** YOUR GOAL **
Output all the data exactly. Pictures do not belong in the copy.

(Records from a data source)
--

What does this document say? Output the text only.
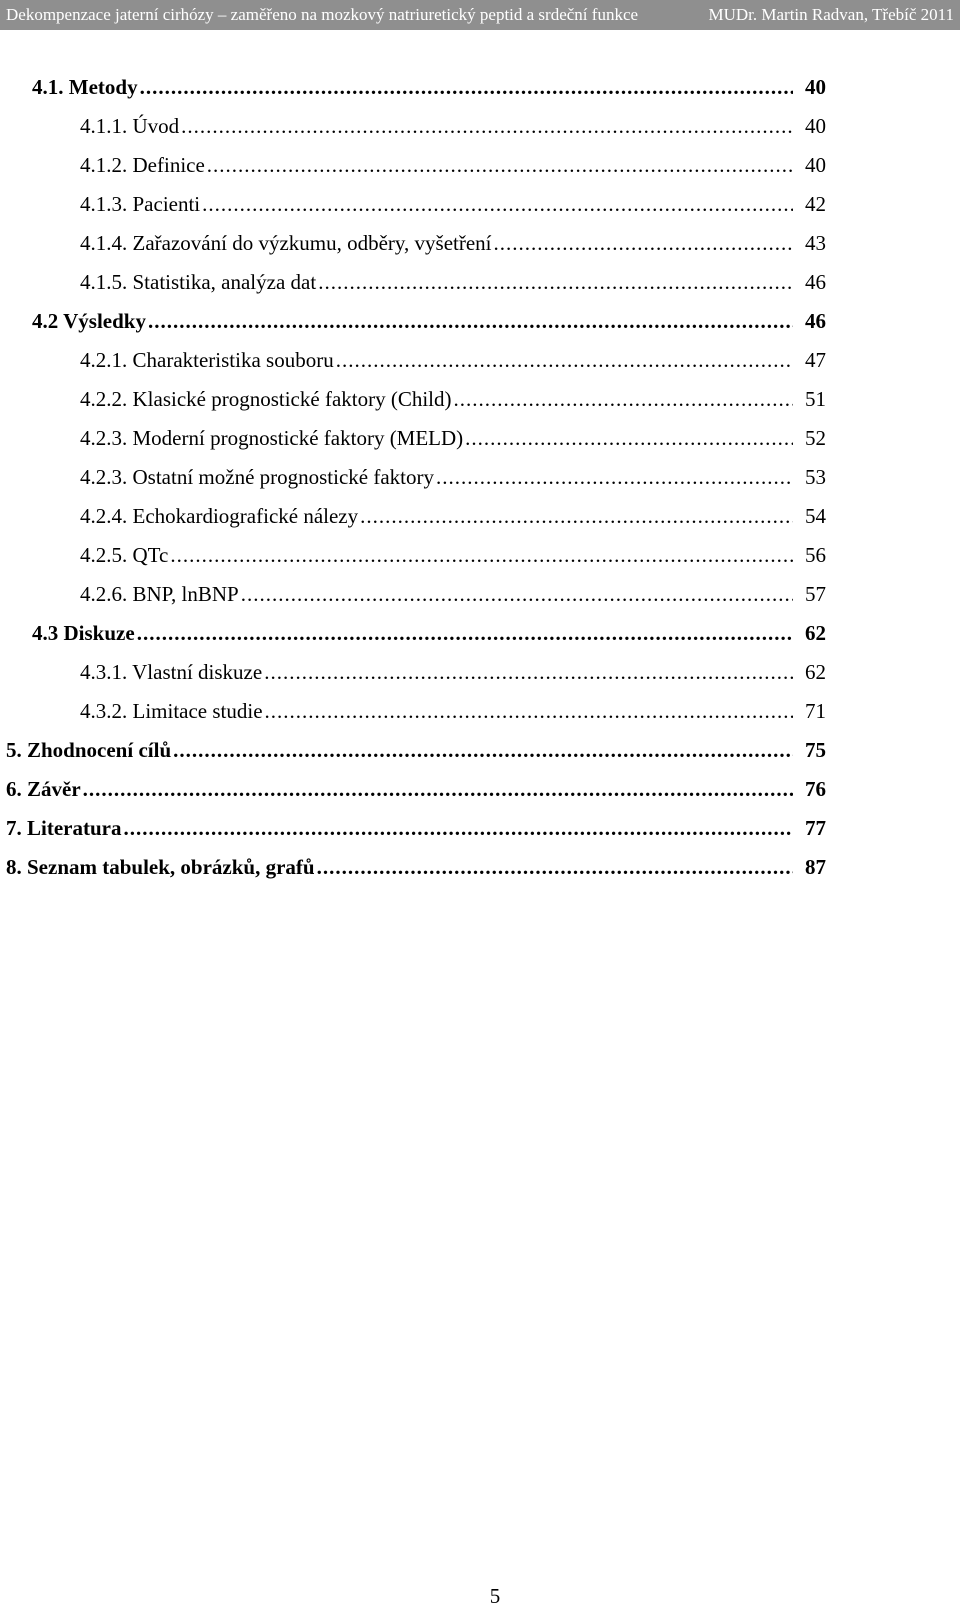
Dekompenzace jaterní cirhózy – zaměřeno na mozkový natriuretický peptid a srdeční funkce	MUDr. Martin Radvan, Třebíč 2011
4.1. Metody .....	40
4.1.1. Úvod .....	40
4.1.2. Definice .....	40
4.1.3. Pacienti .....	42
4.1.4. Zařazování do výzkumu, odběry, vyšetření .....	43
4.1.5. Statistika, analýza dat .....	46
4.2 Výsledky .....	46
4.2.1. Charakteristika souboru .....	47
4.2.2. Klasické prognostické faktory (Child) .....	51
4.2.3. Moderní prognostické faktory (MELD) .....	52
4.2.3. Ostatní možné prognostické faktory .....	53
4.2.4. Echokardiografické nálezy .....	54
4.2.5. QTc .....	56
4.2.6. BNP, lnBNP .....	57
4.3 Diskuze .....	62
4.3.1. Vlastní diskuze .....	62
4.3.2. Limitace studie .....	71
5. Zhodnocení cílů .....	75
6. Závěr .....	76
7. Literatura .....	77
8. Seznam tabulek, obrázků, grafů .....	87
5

--

** RESULT **
What does this document say? Output the text only.
Dekompenzace jaterní cirhózy – zaměřeno na mozkový natriuretický peptid a srdeční funkce	MUDr. Martin Radvan, Třebíč 2011
4.1. Metody .....	40
4.1.1. Úvod .....	40
4.1.2. Definice .....	40
4.1.3. Pacienti .....	42
4.1.4. Zařazování do výzkumu, odběry, vyšetření .....	43
4.1.5. Statistika, analýza dat .....	46
4.2 Výsledky .....	46
4.2.1. Charakteristika souboru .....	47
4.2.2. Klasické prognostické faktory (Child) .....	51
4.2.3. Moderní prognostické faktory (MELD) .....	52
4.2.3. Ostatní možné prognostické faktory .....	53
4.2.4. Echokardiografické nálezy .....	54
4.2.5. QTc .....	56
4.2.6. BNP, lnBNP .....	57
4.3 Diskuze .....	62
4.3.1. Vlastní diskuze .....	62
4.3.2. Limitace studie .....	71
5. Zhodnocení cílů .....	75
6. Závěr .....	76
7. Literatura .....	77
8. Seznam tabulek, obrázků, grafů .....	87
5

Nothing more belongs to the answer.